--- START ---
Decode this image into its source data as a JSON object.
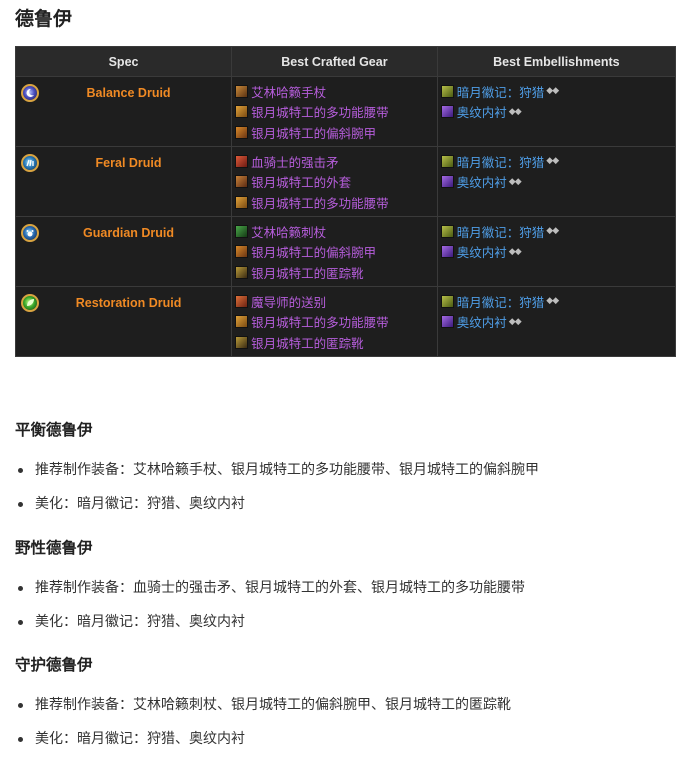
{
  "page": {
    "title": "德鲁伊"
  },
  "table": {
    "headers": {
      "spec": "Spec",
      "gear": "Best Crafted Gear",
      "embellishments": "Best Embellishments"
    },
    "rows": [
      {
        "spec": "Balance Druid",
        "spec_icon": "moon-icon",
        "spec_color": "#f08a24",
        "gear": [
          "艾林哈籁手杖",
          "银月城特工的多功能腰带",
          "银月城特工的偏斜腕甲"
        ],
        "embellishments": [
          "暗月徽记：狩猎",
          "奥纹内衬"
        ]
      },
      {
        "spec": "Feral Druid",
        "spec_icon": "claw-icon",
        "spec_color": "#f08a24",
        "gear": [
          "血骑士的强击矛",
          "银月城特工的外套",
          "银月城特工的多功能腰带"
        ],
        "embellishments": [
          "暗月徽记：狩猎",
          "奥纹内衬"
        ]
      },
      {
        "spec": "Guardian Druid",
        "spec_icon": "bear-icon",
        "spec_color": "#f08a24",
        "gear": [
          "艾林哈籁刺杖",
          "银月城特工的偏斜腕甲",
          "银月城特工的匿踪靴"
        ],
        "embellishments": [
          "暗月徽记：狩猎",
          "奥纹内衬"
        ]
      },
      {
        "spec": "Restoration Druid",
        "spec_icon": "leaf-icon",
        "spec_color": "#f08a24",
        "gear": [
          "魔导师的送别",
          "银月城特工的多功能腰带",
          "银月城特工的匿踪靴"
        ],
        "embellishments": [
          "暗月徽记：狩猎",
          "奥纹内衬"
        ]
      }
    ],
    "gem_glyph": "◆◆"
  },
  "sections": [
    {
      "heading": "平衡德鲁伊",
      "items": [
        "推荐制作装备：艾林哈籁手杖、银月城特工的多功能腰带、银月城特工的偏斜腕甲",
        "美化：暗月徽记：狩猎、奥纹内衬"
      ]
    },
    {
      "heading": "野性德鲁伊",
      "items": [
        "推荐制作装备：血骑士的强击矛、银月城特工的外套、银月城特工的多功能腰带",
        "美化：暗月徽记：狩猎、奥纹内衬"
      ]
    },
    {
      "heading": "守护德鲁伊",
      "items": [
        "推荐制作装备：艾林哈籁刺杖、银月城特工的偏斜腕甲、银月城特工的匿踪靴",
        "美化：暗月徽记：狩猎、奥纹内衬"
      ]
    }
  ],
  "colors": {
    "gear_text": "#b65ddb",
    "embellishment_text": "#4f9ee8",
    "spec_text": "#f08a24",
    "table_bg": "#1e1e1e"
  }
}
--- END ---
--- START ---
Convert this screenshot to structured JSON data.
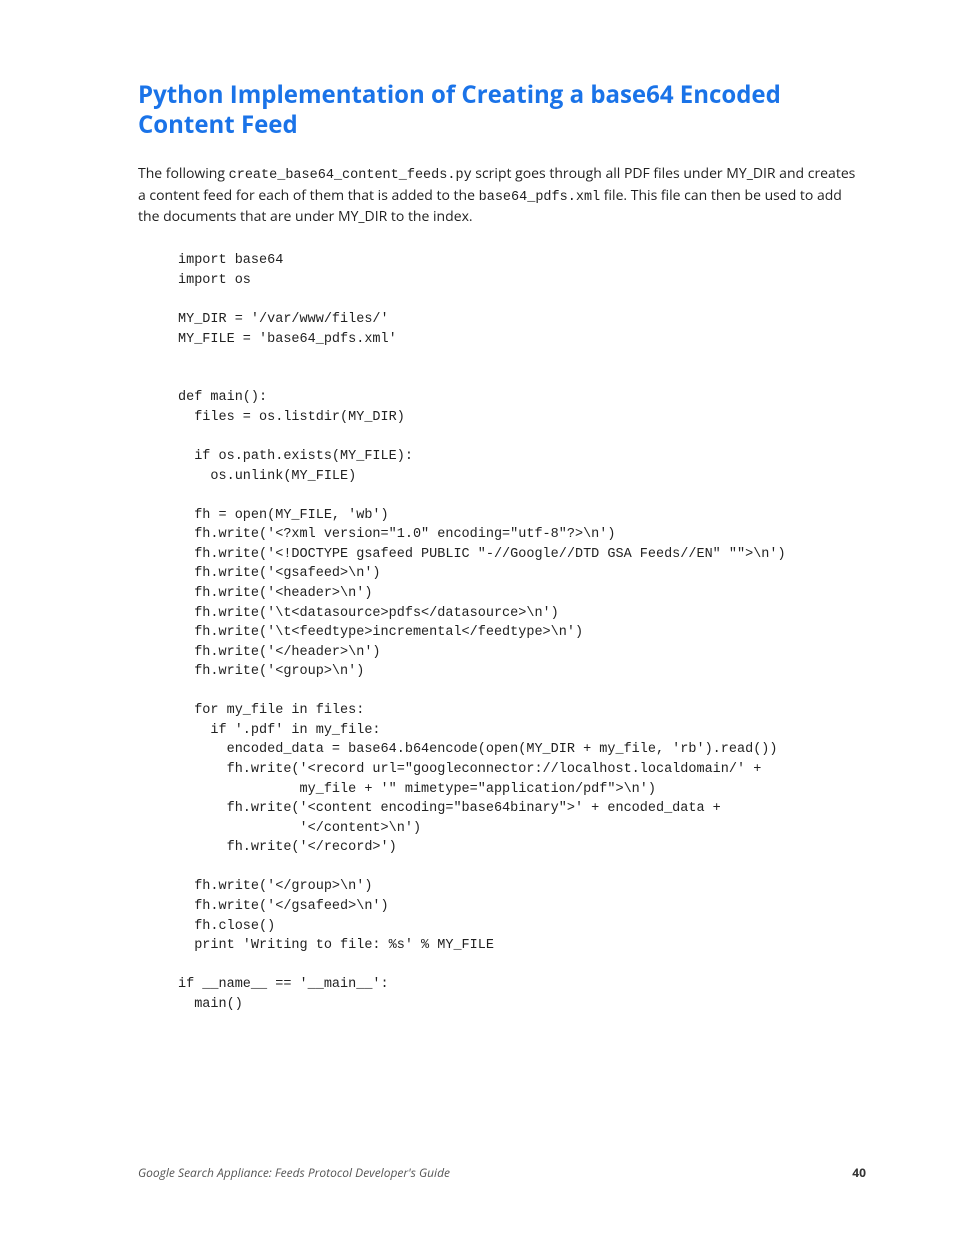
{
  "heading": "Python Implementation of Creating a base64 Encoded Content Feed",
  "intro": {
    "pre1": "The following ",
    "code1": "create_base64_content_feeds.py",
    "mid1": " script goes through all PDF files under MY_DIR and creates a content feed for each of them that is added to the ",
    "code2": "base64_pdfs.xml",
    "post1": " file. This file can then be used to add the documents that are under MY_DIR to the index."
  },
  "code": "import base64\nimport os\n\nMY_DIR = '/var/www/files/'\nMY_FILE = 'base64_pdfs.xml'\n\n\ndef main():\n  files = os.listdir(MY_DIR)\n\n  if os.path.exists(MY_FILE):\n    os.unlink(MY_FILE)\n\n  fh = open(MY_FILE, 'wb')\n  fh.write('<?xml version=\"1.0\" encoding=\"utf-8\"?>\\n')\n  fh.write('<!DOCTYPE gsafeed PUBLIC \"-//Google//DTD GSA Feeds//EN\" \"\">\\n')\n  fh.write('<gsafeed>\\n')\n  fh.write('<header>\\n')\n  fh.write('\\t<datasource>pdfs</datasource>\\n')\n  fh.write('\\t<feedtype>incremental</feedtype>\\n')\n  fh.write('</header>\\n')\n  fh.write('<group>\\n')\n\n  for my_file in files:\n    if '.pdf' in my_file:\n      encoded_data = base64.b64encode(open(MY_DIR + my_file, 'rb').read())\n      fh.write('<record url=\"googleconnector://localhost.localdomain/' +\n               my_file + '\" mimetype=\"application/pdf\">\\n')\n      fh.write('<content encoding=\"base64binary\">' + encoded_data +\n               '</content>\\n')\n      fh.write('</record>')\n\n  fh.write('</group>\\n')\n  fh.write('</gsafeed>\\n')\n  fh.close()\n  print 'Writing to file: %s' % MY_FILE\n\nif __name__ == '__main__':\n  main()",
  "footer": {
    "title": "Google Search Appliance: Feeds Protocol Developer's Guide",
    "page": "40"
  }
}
--- END ---
§ Work to do: Consider the entries above and return each line with the string "Best".

§ Written solution:
      "gear": "Best Crafted Gear",
      "embellishments": "Best Embellishments"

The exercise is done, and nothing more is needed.